[start Task data]
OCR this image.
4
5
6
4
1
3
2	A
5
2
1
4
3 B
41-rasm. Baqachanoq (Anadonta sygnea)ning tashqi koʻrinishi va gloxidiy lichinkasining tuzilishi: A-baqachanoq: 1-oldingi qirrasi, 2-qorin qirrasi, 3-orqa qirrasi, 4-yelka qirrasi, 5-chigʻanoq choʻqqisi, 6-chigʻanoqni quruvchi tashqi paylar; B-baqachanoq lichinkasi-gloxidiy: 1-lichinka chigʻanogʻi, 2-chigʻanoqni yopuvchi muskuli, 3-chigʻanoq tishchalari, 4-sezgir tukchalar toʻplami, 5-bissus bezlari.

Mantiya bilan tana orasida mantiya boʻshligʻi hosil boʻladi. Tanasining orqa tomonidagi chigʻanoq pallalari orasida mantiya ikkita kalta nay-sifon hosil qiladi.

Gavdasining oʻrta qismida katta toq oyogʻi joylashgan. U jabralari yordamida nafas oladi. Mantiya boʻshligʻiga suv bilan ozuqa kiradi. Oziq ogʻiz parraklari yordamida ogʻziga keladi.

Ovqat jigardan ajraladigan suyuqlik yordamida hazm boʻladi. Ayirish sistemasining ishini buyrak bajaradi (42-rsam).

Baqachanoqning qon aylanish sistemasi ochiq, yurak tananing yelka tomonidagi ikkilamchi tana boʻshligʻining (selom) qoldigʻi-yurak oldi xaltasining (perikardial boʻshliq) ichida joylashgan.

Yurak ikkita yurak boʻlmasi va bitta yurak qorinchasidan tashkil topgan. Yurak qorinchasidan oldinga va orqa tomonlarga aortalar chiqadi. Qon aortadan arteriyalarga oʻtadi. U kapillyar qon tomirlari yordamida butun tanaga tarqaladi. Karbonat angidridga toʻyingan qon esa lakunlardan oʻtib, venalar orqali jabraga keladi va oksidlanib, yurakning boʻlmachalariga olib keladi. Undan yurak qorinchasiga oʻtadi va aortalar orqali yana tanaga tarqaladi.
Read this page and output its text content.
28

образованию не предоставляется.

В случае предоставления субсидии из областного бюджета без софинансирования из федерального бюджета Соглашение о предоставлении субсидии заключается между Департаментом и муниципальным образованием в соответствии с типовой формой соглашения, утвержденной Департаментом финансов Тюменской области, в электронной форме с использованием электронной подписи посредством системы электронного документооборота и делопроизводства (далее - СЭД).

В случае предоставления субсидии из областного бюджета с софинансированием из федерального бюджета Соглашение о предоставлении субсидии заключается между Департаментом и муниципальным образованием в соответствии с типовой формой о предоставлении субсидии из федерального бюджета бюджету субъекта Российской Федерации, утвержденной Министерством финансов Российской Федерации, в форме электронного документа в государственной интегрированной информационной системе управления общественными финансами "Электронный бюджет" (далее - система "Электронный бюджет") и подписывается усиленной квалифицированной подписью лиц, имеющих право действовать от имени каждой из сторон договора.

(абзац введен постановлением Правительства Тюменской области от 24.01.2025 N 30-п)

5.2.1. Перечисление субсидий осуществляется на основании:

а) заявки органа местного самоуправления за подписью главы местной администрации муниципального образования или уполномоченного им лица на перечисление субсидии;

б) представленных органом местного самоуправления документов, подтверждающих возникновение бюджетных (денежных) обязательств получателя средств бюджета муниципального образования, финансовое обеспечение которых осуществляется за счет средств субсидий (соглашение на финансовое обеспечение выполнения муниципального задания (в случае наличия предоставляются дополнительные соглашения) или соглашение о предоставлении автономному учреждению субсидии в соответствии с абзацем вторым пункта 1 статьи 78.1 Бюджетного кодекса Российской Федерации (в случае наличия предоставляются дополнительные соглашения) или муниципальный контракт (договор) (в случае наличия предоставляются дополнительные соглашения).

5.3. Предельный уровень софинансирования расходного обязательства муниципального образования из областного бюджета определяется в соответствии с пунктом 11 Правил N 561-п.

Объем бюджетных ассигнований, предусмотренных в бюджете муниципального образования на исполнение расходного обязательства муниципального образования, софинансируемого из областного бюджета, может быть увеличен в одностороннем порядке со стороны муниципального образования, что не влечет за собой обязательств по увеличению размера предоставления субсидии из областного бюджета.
[end Task data]
● Aim of the task
Please reproduce each record precisely as written.

● Task result
OCR this image.
4
5
6
4
1
3
2	A
5
2
1
4
3 B
41-rasm. Baqachanoq (Anadonta sygnea)ning tashqi koʻrinishi va gloxidiy lichinkasining tuzilishi: A-baqachanoq: 1-oldingi qirrasi, 2-qorin qirrasi, 3-orqa qirrasi, 4-yelka qirrasi, 5-chigʻanoq choʻqqisi, 6-chigʻanoqni quruvchi tashqi paylar; B-baqachanoq lichinkasi-gloxidiy: 1-lichinka chigʻanogʻi, 2-chigʻanoqni yopuvchi muskuli, 3-chigʻanoq tishchalari, 4-sezgir tukchalar toʻplami, 5-bissus bezlari.

Mantiya bilan tana orasida mantiya boʻshligʻi hosil boʻladi. Tanasining orqa tomonidagi chigʻanoq pallalari orasida mantiya ikkita kalta nay-sifon hosil qiladi.

Gavdasining oʻrta qismida katta toq oyogʻi joylashgan. U jabralari yordamida nafas oladi. Mantiya boʻshligʻiga suv bilan ozuqa kiradi. Oziq ogʻiz parraklari yordamida ogʻziga keladi.

Ovqat jigardan ajraladigan suyuqlik yordamida hazm boʻladi. Ayirish sistemasining ishini buyrak bajaradi (42-rsam).

Baqachanoqning qon aylanish sistemasi ochiq, yurak tananing yelka tomonidagi ikkilamchi tana boʻshligʻining (selom) qoldigʻi-yurak oldi xaltasining (perikardial boʻshliq) ichida joylashgan.

Yurak ikkita yurak boʻlmasi va bitta yurak qorinchasidan tashkil topgan. Yurak qorinchasidan oldinga va orqa tomonlarga aortalar chiqadi. Qon aortadan arteriyalarga oʻtadi. U kapillyar qon tomirlari yordamida butun tanaga tarqaladi. Karbonat angidridga toʻyingan qon esa lakunlardan oʻtib, venalar orqali jabraga keladi va oksidlanib, yurakning boʻlmachalariga olib keladi. Undan yurak qorinchasiga oʻtadi va aortalar orqali yana tanaga tarqaladi.
Read this page and output its text content.
28

образованию не предоставляется.

В случае предоставления субсидии из областного бюджета без софинансирования из федерального бюджета Соглашение о предоставлении субсидии заключается между Департаментом и муниципальным образованием в соответствии с типовой формой соглашения, утвержденной Департаментом финансов Тюменской области, в электронной форме с использованием электронной подписи посредством системы электронного документооборота и делопроизводства (далее - СЭД).

В случае предоставления субсидии из областного бюджета с софинансированием из федерального бюджета Соглашение о предоставлении субсидии заключается между Департаментом и муниципальным образованием в соответствии с типовой формой о предоставлении субсидии из федерального бюджета бюджету субъекта Российской Федерации, утвержденной Министерством финансов Российской Федерации, в форме электронного документа в государственной интегрированной информационной системе управления общественными финансами "Электронный бюджет" (далее - система "Электронный бюджет") и подписывается усиленной квалифицированной подписью лиц, имеющих право действовать от имени каждой из сторон договора.

(абзац введен постановлением Правительства Тюменской области от 24.01.2025 N 30-п)

5.2.1. Перечисление субсидий осуществляется на основании:

а) заявки органа местного самоуправления за подписью главы местной администрации муниципального образования или уполномоченного им лица на перечисление субсидии;

б) представленных органом местного самоуправления документов, подтверждающих возникновение бюджетных (денежных) обязательств получателя средств бюджета муниципального образования, финансовое обеспечение которых осуществляется за счет средств субсидий (соглашение на финансовое обеспечение выполнения муниципального задания (в случае наличия предоставляются дополнительные соглашения) или соглашение о предоставлении автономному учреждению субсидии в соответствии с абзацем вторым пункта 1 статьи 78.1 Бюджетного кодекса Российской Федерации (в случае наличия предоставляются дополнительные соглашения) или муниципальный контракт (договор) (в случае наличия предоставляются дополнительные соглашения).

5.3. Предельный уровень софинансирования расходного обязательства муниципального образования из областного бюджета определяется в соответствии с пунктом 11 Правил N 561-п.

Объем бюджетных ассигнований, предусмотренных в бюджете муниципального образования на исполнение расходного обязательства муниципального образования, софинансируемого из областного бюджета, может быть увеличен в одностороннем порядке со стороны муниципального образования, что не влечет за собой обязательств по увеличению размера предоставления субсидии из областного бюджета.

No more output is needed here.